_Job_
Which lines in the records below contain the word "yaxshilash"? Copy each one out.

**** Records shown ****

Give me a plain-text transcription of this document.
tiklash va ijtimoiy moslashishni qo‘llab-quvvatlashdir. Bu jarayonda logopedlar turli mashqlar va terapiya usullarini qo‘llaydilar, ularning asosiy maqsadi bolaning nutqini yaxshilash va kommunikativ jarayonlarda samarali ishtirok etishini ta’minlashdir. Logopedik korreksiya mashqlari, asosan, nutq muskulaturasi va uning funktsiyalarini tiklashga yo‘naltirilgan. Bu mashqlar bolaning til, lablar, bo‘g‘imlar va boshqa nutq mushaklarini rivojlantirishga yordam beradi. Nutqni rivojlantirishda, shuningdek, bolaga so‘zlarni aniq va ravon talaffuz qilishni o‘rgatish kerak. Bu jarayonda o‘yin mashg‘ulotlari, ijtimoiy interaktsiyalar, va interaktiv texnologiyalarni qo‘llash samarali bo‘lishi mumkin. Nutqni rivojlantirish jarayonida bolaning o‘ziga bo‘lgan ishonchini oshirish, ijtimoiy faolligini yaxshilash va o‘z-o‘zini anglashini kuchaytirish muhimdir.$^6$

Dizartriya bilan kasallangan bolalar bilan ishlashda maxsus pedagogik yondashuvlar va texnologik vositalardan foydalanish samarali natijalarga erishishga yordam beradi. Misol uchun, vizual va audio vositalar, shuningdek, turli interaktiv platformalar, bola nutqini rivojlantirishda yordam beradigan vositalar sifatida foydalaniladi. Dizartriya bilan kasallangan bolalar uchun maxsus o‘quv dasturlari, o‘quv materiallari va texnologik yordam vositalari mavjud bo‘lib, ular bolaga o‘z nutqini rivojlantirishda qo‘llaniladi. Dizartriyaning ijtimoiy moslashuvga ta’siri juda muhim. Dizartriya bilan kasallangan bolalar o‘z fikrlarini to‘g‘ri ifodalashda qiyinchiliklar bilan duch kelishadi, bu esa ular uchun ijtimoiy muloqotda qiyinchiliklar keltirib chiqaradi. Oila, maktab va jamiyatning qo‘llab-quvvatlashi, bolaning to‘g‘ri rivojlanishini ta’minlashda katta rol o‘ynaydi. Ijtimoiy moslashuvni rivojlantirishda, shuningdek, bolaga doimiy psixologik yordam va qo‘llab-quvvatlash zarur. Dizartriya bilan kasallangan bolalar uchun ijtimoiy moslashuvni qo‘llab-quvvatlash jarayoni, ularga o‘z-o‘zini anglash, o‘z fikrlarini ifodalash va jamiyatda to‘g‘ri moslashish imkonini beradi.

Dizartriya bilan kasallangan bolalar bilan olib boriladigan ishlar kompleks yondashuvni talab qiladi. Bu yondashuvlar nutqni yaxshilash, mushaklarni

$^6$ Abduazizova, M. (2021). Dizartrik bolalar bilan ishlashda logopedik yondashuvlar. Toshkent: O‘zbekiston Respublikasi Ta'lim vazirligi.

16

****

_In response_
tiklash va ijtimoiy moslashishni qo‘llab-quvvatlashdir. Bu jarayonda logopedlar turli mashqlar va terapiya usullarini qo‘llaydilar, ularning asosiy maqsadi bolaning nutqini yaxshilash va kommunikativ jarayonlarda samarali ishtirok etishini ta’minlashdir. Logopedik korreksiya mashqlari, asosan, nutq muskulaturasi va uning funktsiyalarini tiklashga yo‘naltirilgan. Bu mashqlar bolaning til, lablar, bo‘g‘imlar va boshqa nutq mushaklarini rivojlantirishga yordam beradi. Nutqni rivojlantirishda, shuningdek, bolaga so‘zlarni aniq va ravon talaffuz qilishni o‘rgatish kerak. Bu jarayonda o‘yin mashg‘ulotlari, ijtimoiy interaktsiyalar, va interaktiv texnologiyalarni qo‘llash samarali bo‘lishi mumkin. Nutqni rivojlantirish jarayonida bolaning o‘ziga bo‘lgan ishonchini oshirish, ijtimoiy faolligini yaxshilash va o‘z-o‘zini anglashini kuchaytirish muhimdir.$^6$
Dizartriya bilan kasallangan bolalar bilan olib boriladigan ishlar kompleks yondashuvni talab qiladi. Bu yondashuvlar nutqni yaxshilash, mushaklarni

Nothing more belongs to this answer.